EXERCISE OBJECTIVE:
Filter the listing and keep only the lines with the word "label".
++++++++
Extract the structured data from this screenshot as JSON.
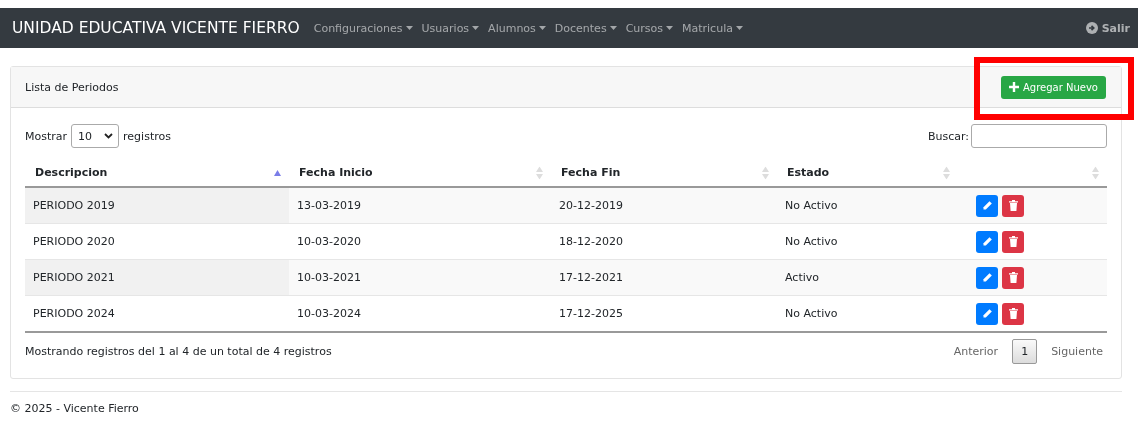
{
  "navbar": {
    "brand": "UNIDAD EDUCATIVA VICENTE FIERRO",
    "menus": [
      {
        "label": "Configuraciones"
      },
      {
        "label": "Usuarios"
      },
      {
        "label": "Alumnos"
      },
      {
        "label": "Docentes"
      },
      {
        "label": "Cursos"
      },
      {
        "label": "Matricula"
      }
    ],
    "logout": "Salir"
  },
  "card": {
    "title": "Lista de Periodos",
    "add_button": "Agregar Nuevo",
    "annotation": {
      "kind": "highlight-box"
    }
  },
  "length": {
    "before": "Mostrar",
    "value": "10",
    "after": "registros"
  },
  "search": {
    "label": "Buscar:"
  },
  "table": {
    "columns": [
      {
        "label": "Descripcion",
        "sorted": true
      },
      {
        "label": "Fecha Inicio",
        "sorted": false
      },
      {
        "label": "Fecha Fin",
        "sorted": false
      },
      {
        "label": "Estado",
        "sorted": false
      },
      {
        "sorted": false
      }
    ],
    "rows": [
      {
        "cells": [
          "PERIODO 2019",
          "13-03-2019",
          "20-12-2019",
          "No Activo"
        ]
      },
      {
        "cells": [
          "PERIODO 2020",
          "10-03-2020",
          "18-12-2020",
          "No Activo"
        ]
      },
      {
        "cells": [
          "PERIODO 2021",
          "10-03-2021",
          "17-12-2021",
          "Activo"
        ]
      },
      {
        "cells": [
          "PERIODO 2024",
          "10-03-2024",
          "17-12-2025",
          "No Activo"
        ]
      }
    ]
  },
  "info": "Mostrando registros del 1 al 4 de un total de 4 registros",
  "pagination": {
    "previous": "Anterior",
    "pages": [
      {
        "label": "1",
        "selected": true
      }
    ],
    "next": "Siguiente"
  },
  "footer": "© 2025 - Vicente Fierro"
}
++++++++
RESULT FOR THIS EXERCISE:
        "label": "Configuraciones"
        "label": "Usuarios"
        "label": "Alumnos"
        "label": "Docentes"
        "label": "Cursos"
        "label": "Matricula"
    "label": "Buscar:"
        "label": "Descripcion",
        "label": "Fecha Inicio",
        "label": "Fecha Fin",
        "label": "Estado",
        "label": "1",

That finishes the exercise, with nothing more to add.